▸ **SET OF TASKS**
**1)** List every film title mentioned in the piece on Lindsay Lohan and Mean Girls, in the order they appear.
**2)** According to the piece on Lindsay Lohan and Mean Girls, in what year was the remake of The Parent Trap released?
**3)** Go on with the piece on Lindsay Lohan and Mean Girls, picking up after its final sentence.

▸ **SELECTED EXTRACT**
## begin

I feel a bit rotten saying this, but I'm getting a bit sick of Lindsay Lohan. It's not even her fault, but rather a function of the wave of teen girl films that continue to plague our theaters over the past few years and show no end of stopping. Behold the perils of market saturation. Mean Girls promises to be somewhat different, though, in that it's not the same "girls with great clothes find fulfillment with boys on European vacation" that a lot of them have seemed to be. Instead, we have a happier Heathers with a lower body count.

Lohan first came to our attention in the remake of The Parent Trap in 1998 and after a few years below radar, resurfaced in Freaky Friday last August to about the same level of success. Trying to become more than just a Gen Y Hayley Mills, she moved beyond Disney remakes (though still in the Mouse House's protective clutch) in Confessions of a Teenage Drama Queen. Though nowhere near the same level of box office prowess as those other two, a $9 million opening and a $29 million total on a cheaply-budgeted film was nothing to sneeze at.

## end

(A series of records)
## begin

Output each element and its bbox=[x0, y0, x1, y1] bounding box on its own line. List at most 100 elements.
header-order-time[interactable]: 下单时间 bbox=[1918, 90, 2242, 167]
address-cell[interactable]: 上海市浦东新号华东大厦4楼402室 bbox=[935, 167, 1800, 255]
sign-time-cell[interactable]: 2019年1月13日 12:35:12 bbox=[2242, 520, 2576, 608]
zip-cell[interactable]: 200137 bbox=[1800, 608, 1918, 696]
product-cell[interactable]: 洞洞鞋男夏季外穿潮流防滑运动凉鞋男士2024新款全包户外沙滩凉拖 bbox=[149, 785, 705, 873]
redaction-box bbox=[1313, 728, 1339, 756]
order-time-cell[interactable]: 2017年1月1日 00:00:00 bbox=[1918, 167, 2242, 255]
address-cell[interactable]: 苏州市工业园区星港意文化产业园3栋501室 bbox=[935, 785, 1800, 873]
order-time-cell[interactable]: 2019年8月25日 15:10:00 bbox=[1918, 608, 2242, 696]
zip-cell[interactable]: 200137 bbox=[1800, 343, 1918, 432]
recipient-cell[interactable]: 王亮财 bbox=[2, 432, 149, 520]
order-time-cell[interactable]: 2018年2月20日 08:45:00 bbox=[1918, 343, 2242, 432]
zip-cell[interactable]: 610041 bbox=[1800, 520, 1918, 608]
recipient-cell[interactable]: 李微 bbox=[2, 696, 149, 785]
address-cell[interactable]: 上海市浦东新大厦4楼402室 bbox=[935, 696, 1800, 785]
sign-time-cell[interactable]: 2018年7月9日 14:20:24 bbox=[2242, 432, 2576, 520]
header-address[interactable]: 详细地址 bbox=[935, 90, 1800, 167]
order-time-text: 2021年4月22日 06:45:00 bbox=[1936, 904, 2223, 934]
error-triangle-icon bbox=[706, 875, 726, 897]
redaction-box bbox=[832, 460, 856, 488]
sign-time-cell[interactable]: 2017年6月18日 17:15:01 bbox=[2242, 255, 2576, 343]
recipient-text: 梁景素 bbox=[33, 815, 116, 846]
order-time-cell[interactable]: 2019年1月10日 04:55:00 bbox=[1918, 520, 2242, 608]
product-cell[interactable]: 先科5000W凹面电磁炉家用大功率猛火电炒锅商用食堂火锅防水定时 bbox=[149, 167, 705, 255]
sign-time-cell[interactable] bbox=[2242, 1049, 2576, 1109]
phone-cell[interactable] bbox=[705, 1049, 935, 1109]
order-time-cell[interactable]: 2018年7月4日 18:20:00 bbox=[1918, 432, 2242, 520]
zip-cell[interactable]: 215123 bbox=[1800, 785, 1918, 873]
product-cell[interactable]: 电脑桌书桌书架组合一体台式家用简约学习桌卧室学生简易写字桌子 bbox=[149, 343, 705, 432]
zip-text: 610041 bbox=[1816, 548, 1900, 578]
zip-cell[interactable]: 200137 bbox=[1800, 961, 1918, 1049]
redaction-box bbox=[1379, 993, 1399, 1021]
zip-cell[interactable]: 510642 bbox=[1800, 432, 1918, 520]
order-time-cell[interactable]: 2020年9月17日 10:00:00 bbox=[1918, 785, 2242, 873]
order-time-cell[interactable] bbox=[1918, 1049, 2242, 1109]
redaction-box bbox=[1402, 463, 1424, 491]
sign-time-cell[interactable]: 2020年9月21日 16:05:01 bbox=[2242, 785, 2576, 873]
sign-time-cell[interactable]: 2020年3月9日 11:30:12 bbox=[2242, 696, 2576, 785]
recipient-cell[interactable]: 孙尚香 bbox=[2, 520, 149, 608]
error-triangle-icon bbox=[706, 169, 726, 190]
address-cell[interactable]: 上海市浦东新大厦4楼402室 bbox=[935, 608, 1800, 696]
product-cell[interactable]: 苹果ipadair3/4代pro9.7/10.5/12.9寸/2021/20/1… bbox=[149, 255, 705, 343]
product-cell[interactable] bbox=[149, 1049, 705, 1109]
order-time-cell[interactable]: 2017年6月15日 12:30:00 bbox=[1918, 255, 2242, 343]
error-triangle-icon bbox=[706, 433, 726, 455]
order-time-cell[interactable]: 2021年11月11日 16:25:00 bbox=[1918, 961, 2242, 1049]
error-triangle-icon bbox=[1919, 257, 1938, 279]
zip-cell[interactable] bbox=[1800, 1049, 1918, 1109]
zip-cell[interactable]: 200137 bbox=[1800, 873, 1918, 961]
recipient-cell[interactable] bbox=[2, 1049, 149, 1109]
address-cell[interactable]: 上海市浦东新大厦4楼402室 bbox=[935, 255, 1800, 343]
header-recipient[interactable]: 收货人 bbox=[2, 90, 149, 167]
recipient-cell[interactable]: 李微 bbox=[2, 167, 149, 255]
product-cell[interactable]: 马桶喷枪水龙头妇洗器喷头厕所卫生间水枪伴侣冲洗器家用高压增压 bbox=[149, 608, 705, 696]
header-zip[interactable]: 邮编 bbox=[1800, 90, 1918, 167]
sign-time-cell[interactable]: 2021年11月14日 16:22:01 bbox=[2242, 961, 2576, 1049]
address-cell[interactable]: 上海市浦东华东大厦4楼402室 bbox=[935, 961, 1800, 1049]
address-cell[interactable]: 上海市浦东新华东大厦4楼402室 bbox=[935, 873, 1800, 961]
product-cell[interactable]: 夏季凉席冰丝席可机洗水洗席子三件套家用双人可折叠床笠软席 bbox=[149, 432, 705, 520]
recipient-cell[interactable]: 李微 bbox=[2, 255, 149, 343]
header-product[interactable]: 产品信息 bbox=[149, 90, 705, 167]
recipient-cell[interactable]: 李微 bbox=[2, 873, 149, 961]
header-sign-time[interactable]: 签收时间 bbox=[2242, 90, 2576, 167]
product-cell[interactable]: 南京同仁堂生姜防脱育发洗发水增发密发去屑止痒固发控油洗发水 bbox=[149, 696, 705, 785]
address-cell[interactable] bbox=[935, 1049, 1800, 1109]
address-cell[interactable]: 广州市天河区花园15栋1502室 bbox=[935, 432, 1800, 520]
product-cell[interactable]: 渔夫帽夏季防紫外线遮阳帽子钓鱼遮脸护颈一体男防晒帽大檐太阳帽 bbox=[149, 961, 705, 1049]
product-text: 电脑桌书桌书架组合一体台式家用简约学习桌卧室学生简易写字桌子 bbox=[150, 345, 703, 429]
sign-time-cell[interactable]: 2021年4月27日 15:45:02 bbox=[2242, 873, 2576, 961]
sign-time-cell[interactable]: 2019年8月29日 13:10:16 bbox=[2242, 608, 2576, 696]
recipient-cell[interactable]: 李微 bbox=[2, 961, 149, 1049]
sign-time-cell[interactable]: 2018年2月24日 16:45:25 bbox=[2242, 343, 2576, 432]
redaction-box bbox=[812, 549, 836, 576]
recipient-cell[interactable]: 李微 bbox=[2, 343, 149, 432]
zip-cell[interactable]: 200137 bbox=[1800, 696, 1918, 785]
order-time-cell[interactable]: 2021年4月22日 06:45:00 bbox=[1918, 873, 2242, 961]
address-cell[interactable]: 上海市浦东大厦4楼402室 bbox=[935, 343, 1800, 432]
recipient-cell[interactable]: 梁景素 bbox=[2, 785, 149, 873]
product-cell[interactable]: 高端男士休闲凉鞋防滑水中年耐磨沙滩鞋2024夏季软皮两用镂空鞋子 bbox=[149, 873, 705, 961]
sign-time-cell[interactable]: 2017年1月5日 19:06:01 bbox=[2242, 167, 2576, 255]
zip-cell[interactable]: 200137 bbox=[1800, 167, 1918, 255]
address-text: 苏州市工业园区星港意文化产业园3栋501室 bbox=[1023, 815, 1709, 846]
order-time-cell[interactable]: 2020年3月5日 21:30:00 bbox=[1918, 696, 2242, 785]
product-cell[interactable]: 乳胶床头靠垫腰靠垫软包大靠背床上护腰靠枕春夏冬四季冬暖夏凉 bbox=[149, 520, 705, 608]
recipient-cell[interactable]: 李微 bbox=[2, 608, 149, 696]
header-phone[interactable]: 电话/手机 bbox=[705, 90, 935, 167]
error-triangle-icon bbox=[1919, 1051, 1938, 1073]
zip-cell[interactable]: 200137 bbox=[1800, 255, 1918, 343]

## end

▸ **RESULTS OF THE TASKS**
**1)** Mean Girls, Heathers, The Parent Trap, Freaky Friday, Confessions of a Teenage Drama Queen

**2)** 1998

**3)**
Mean Girls is unlike any of these films, belonging to the "high school anthropological genre" shared by such memorable movies as The Breakfast Club, Clueless and 10 Things I Hate About You. Written by Tina Fey of SNL fame, the film stars Lohan as a home-schooled student who spent all her school years in Africa and later comes to high school, where she is defenseless in the ways of teen psychological torture. This could be Lohan's step into Alicia Silverstone status (sorry, that's Silverstone status as of 1996 -- giving her Silverstone's status now would just be cruel) and all the cards seem to be lining up to make that the case, though I wouldn't expect a runaway hit. It's getting the widest bow of the five new films and should manage a modest opening weekend of about $11 million.

Laws of Attraction looks like an episode of "when whacky sitcom plots are stretched out to feature length and somehow land stars." Julianne Moore and Pierce Brosnan star as opposing lawyers, formerly at each other's throats who somehow end up married after a drunken night in Ireland. Apparently, in some bizarro world, getting divorced would lead to disgrace, so they're forced to put up a happy front to the world while they squabble like David and Maddie out of court. Naturally, this means they're meant for each other. If only Moore's cold fish could overcome her career woman objections they'd just be happy... Really, it looks like nothing so much as a version of last year's Down With Love, but set in the present instead of the '60s (or Hollywood's version of the '60s).

Just about any romantic comedy will get some kind of audience as a date movie and definitely if it has a couple of names in it, but something this positively lame-looking is doomed nearly from the start. Think $7-8 million for opening weekend.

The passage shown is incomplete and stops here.